(Records from a dataset)
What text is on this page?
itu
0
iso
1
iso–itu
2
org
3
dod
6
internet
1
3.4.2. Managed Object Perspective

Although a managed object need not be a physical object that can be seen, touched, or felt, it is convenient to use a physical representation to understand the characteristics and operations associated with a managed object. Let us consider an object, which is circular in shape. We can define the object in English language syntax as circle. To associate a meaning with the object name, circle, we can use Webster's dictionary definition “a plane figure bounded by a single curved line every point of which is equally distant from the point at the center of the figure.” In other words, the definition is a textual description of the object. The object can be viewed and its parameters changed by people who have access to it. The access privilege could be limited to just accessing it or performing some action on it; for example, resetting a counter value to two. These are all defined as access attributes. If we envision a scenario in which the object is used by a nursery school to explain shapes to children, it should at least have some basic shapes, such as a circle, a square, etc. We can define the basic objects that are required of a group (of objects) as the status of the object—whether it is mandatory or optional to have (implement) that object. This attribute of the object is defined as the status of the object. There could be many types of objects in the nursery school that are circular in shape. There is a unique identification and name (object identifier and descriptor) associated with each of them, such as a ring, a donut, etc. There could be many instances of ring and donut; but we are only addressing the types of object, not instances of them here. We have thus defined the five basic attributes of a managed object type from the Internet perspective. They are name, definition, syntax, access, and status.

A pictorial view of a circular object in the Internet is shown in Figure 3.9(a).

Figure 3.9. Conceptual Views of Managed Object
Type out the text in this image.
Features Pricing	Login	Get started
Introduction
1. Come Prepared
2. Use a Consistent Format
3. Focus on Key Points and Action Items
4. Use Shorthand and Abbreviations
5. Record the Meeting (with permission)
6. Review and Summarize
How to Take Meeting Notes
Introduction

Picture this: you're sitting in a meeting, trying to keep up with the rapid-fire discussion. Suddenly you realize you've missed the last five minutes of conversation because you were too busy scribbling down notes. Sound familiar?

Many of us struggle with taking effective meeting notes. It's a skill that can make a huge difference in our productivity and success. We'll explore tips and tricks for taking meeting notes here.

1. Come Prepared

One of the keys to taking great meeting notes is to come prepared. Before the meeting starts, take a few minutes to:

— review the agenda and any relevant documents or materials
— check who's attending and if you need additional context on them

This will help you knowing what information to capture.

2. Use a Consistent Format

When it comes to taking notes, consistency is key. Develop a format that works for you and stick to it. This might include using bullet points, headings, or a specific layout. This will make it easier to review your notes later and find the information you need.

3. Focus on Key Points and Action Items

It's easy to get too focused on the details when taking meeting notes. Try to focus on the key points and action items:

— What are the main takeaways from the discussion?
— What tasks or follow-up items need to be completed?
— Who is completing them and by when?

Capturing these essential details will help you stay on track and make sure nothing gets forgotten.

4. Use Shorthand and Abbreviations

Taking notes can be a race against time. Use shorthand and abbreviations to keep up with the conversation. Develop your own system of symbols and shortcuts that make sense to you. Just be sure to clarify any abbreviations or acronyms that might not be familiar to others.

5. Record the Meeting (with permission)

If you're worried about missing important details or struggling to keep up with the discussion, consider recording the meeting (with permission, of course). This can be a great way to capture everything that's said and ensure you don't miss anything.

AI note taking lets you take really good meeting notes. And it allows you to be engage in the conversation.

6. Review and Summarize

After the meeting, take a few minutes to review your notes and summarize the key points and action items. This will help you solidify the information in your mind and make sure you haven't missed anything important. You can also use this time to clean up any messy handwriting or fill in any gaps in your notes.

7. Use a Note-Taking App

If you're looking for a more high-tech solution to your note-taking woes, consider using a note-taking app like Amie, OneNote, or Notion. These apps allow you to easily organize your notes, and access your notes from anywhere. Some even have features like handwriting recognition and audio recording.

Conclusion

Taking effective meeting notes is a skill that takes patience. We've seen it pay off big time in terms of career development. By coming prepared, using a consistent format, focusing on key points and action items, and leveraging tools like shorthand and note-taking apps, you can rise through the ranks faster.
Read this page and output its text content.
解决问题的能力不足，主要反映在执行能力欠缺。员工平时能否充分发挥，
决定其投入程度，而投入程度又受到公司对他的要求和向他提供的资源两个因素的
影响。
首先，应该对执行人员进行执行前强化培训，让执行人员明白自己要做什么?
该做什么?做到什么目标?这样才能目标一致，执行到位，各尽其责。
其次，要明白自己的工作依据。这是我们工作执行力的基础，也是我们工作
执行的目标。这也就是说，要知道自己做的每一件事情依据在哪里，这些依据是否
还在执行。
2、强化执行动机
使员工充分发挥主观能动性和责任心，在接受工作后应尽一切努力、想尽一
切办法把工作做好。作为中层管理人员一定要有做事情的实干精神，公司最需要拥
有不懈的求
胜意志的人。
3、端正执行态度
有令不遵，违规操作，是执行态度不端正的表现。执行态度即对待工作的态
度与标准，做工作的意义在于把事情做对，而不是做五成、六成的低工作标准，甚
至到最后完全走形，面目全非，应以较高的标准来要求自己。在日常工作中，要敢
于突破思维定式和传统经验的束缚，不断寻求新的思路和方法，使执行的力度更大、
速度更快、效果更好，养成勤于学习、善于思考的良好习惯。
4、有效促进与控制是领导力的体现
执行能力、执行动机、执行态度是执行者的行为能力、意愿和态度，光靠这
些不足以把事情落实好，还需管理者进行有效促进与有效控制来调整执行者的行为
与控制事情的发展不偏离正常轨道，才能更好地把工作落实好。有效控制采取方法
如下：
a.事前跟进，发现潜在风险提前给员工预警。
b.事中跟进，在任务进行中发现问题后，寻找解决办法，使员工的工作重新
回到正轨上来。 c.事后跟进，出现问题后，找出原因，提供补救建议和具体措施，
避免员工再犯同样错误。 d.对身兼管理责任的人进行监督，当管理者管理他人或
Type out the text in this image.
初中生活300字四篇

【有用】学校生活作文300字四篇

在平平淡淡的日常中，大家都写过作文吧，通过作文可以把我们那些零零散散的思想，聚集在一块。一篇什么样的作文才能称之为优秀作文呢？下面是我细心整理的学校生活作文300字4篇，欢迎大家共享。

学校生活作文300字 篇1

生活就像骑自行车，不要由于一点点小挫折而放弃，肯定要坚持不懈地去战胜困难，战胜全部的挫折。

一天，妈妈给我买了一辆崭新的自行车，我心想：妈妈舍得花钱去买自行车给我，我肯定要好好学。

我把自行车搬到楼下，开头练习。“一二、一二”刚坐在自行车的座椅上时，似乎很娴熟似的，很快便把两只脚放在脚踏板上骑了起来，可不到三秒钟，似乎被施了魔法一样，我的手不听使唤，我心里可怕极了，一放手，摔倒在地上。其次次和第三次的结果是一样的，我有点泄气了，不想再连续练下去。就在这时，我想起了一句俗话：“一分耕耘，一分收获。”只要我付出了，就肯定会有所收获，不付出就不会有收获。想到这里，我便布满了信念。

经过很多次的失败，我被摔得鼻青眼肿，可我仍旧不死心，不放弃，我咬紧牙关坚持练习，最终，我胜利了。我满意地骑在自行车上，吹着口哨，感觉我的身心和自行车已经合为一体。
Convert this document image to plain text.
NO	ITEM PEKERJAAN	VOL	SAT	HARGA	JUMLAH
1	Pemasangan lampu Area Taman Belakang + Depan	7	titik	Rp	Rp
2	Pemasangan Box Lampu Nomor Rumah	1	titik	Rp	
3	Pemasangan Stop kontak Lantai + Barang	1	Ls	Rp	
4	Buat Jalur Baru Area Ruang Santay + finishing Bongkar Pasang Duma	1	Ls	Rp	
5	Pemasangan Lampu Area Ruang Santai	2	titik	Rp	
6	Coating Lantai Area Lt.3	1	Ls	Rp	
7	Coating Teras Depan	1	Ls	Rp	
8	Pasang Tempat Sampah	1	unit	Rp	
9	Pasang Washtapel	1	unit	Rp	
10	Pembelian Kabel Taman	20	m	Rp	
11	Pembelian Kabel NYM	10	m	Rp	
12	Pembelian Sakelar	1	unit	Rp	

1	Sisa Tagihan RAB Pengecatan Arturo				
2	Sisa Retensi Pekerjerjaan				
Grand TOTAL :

- DIRECTIONS -
Copy every line of the listing where the word "help" appears.

- EXERCISE OUTPUT -
This will help you knowing what information to capture.
Capturing these essential details will help you stay on track and make sure nothing gets forgotten.
After the meeting, take a few minutes to review your notes and summarize the key points and action items. This will help you solidify the information in your mind and make sure you haven't missed anything important. You can also use this time to clean up any messy handwriting or fill in any gaps in your notes.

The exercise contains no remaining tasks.